## WHAT TO PRODUCE
In the records below, find every line with the word "labels" and copy it.

━━━━

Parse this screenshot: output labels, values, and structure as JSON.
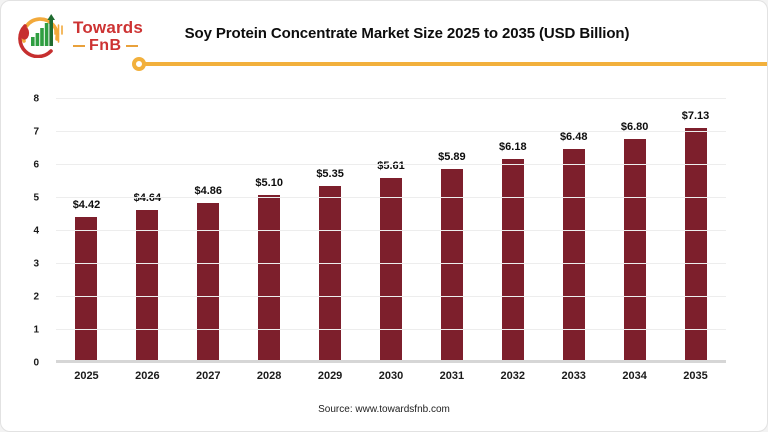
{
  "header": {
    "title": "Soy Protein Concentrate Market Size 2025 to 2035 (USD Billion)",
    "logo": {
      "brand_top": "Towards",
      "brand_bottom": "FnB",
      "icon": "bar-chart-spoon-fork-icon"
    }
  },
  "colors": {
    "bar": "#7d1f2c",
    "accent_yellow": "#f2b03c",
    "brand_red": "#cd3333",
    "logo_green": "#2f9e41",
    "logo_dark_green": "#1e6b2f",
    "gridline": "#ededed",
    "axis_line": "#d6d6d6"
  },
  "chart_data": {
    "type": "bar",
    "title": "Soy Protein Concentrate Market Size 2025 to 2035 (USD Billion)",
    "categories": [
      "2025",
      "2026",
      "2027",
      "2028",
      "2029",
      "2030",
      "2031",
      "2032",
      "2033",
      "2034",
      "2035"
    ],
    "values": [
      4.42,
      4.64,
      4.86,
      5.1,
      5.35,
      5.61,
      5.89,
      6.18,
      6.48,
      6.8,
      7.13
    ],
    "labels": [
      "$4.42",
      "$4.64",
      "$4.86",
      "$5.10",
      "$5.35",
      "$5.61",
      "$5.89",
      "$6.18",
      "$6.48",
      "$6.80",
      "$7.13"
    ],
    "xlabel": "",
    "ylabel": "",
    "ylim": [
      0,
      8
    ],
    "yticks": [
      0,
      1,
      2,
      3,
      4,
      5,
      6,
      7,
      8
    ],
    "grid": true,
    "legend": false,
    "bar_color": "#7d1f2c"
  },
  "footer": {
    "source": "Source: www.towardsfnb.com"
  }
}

━━━━

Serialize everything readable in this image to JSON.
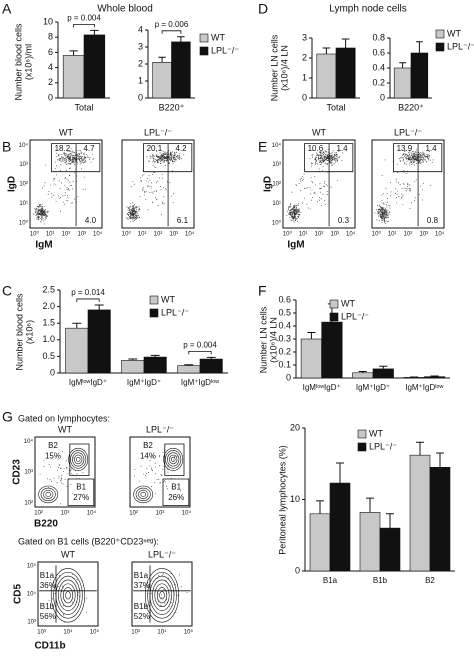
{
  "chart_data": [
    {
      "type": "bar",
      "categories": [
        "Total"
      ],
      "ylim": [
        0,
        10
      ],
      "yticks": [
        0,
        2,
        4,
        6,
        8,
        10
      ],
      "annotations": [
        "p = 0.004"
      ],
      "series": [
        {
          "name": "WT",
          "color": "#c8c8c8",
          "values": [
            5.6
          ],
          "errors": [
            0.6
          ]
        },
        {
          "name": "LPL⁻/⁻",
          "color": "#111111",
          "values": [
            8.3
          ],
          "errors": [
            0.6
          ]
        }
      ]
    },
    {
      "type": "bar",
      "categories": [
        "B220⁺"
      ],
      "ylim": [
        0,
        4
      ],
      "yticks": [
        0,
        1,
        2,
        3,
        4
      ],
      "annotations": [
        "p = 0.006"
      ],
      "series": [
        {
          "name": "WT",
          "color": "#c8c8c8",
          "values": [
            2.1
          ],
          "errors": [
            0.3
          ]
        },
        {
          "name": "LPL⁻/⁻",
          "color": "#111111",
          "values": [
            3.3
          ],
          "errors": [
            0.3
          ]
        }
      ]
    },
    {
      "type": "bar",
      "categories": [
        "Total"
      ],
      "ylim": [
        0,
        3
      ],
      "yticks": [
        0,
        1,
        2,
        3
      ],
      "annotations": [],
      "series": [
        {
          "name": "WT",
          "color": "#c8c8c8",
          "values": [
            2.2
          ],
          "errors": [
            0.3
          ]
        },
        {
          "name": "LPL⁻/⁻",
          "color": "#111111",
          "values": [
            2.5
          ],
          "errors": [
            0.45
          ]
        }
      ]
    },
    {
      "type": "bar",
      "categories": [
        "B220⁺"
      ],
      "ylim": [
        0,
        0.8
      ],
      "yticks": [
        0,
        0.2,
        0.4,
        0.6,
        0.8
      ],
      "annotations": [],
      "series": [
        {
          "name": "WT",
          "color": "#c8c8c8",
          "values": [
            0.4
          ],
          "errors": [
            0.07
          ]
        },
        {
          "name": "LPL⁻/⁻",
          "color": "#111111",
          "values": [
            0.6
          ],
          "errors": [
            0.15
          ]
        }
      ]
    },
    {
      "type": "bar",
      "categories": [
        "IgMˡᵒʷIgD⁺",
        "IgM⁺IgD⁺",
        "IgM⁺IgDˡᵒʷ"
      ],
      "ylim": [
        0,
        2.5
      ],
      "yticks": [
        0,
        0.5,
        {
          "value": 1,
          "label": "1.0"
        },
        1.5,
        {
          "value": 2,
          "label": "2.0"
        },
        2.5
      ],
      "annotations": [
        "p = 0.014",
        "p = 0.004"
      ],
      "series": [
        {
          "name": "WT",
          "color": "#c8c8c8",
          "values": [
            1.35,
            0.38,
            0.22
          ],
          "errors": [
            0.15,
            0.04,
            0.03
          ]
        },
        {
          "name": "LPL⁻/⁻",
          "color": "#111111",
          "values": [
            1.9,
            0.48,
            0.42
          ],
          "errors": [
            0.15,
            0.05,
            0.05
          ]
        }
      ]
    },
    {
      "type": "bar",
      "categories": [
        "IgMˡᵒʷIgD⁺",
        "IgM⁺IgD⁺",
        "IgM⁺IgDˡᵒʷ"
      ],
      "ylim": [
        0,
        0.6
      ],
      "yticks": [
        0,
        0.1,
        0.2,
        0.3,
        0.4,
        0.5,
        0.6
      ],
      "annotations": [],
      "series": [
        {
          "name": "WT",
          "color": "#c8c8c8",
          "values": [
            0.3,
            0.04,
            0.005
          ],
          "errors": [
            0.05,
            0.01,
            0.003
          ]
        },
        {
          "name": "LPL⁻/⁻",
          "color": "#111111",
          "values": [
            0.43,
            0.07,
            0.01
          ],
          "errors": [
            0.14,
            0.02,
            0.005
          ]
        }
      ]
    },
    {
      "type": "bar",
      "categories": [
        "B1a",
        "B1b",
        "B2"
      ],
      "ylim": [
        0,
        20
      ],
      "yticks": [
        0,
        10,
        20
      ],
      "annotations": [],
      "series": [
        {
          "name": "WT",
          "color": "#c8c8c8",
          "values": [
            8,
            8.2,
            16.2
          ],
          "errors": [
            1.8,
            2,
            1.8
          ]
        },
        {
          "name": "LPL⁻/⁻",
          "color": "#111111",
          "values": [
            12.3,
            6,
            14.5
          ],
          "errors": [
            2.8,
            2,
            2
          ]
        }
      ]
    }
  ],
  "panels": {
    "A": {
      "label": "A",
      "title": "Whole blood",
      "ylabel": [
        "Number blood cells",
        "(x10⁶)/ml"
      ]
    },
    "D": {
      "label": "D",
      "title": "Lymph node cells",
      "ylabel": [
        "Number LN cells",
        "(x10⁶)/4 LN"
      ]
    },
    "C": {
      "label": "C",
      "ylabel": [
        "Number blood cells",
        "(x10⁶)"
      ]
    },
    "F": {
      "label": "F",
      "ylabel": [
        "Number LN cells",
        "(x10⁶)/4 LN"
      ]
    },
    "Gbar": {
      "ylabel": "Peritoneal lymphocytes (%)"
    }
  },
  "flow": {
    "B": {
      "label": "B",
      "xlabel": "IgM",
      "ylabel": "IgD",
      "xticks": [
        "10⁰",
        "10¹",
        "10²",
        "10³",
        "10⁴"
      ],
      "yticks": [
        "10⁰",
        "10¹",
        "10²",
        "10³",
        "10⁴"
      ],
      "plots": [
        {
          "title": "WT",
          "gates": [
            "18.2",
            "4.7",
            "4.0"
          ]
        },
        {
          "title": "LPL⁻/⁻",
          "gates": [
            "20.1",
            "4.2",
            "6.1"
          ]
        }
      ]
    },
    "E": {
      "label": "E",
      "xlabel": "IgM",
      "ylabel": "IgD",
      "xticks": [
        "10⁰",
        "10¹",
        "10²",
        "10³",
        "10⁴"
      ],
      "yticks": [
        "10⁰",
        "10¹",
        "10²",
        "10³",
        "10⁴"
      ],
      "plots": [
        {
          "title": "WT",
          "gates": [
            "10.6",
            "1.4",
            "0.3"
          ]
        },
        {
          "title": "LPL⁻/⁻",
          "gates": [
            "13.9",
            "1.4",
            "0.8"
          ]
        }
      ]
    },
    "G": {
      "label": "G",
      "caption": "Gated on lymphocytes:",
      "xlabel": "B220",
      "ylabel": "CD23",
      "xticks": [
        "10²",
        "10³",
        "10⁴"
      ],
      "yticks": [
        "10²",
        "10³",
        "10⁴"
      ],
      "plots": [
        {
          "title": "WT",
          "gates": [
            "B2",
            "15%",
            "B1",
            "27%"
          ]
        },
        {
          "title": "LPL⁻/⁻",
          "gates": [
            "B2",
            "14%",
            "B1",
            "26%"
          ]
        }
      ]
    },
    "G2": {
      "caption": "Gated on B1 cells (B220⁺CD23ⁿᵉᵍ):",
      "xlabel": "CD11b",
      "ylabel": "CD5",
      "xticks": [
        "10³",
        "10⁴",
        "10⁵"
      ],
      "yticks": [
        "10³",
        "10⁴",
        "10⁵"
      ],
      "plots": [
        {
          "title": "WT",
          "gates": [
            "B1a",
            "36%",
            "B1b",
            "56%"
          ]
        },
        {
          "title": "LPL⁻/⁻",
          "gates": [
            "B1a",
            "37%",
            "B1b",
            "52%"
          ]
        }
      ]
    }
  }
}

━━━━

## RESPONSE TO THIS EXERCISE
Parse this screenshot: output labels, values, and structure as JSON.
    "labels": [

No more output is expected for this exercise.